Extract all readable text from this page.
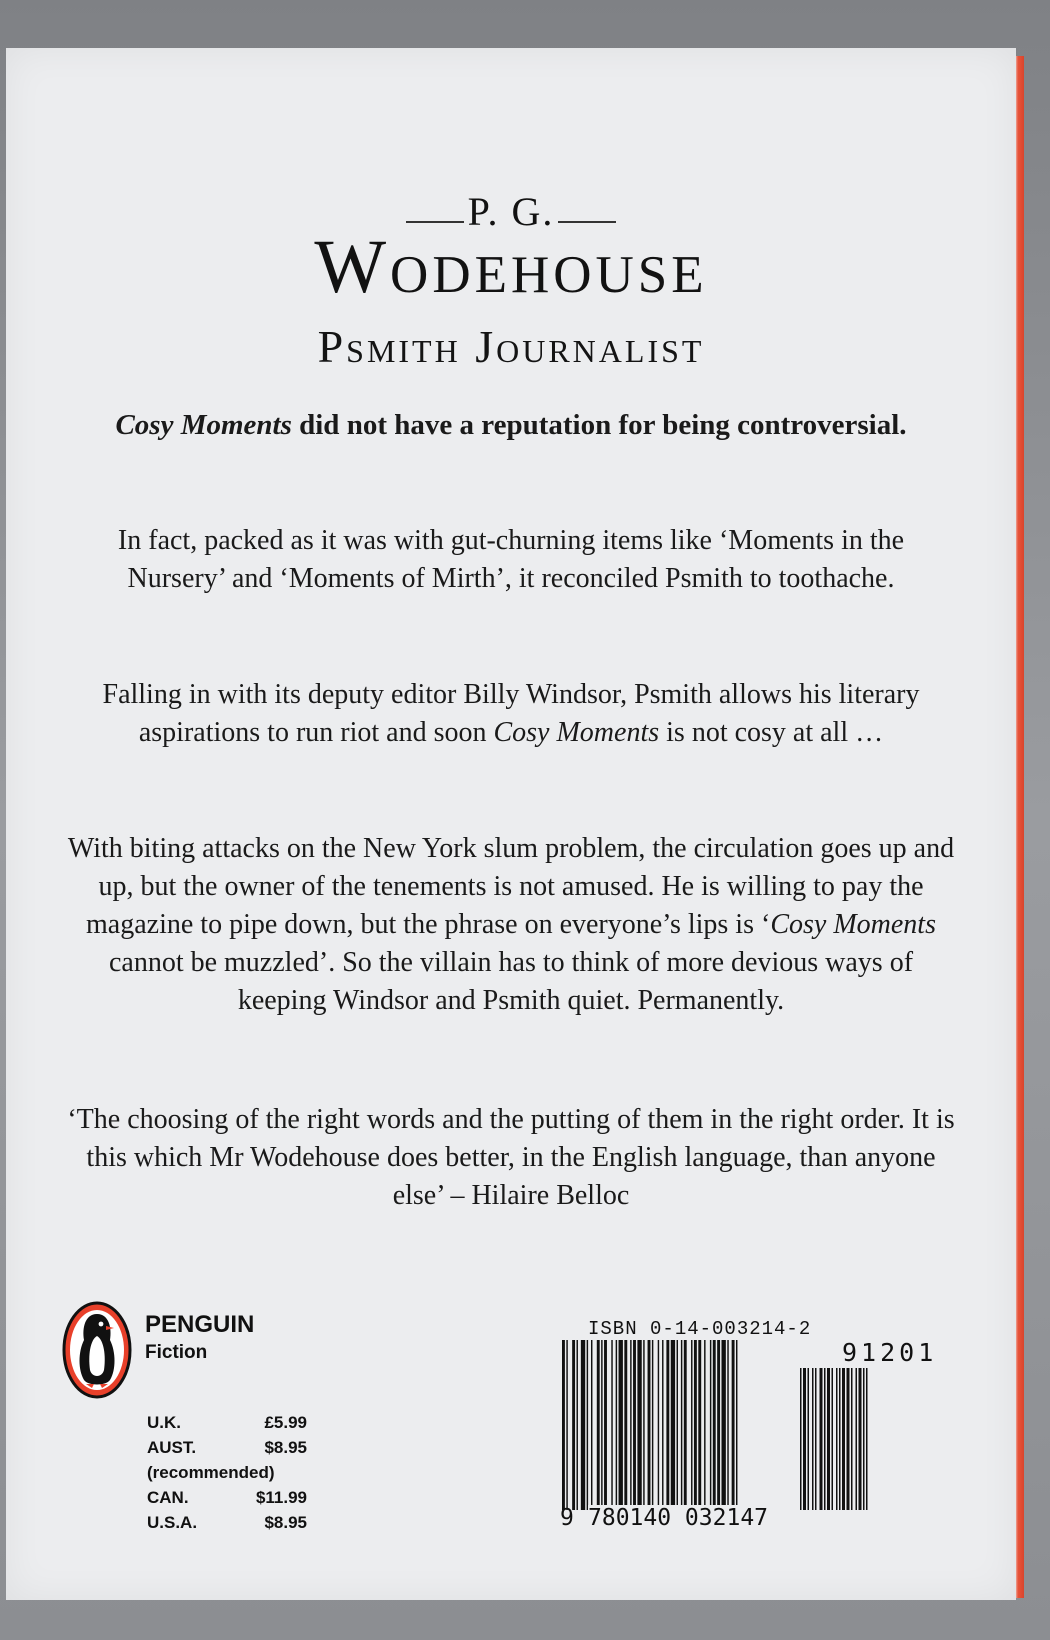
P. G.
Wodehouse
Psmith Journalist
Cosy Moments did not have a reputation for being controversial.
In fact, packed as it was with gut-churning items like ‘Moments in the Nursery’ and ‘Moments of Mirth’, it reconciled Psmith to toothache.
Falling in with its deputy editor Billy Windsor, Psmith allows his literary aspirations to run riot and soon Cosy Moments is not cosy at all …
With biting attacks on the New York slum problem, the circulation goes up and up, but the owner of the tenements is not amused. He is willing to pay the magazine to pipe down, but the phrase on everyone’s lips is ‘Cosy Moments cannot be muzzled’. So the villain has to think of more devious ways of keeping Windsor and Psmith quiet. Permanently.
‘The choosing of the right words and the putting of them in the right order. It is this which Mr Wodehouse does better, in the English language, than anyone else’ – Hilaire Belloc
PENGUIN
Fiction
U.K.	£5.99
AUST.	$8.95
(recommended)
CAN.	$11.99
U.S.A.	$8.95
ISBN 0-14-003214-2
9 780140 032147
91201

Given instruction:
From the material above, reproduce everything verbatim except the pictures.

Result:
Extract all readable text from this page.
P. G.
Wodehouse
Psmith Journalist
Cosy Moments did not have a reputation for being controversial.
In fact, packed as it was with gut-churning items like ‘Moments in the Nursery’ and ‘Moments of Mirth’, it reconciled Psmith to toothache.
Falling in with its deputy editor Billy Windsor, Psmith allows his literary aspirations to run riot and soon Cosy Moments is not cosy at all …
With biting attacks on the New York slum problem, the circulation goes up and up, but the owner of the tenements is not amused. He is willing to pay the magazine to pipe down, but the phrase on everyone’s lips is ‘Cosy Moments cannot be muzzled’. So the villain has to think of more devious ways of keeping Windsor and Psmith quiet. Permanently.
‘The choosing of the right words and the putting of them in the right order. It is this which Mr Wodehouse does better, in the English language, than anyone else’ – Hilaire Belloc
PENGUIN
Fiction
U.K.	£5.99
AUST.	$8.95
(recommended)
CAN.	$11.99
U.S.A.	$8.95
ISBN 0-14-003214-2
9 780140 032147
91201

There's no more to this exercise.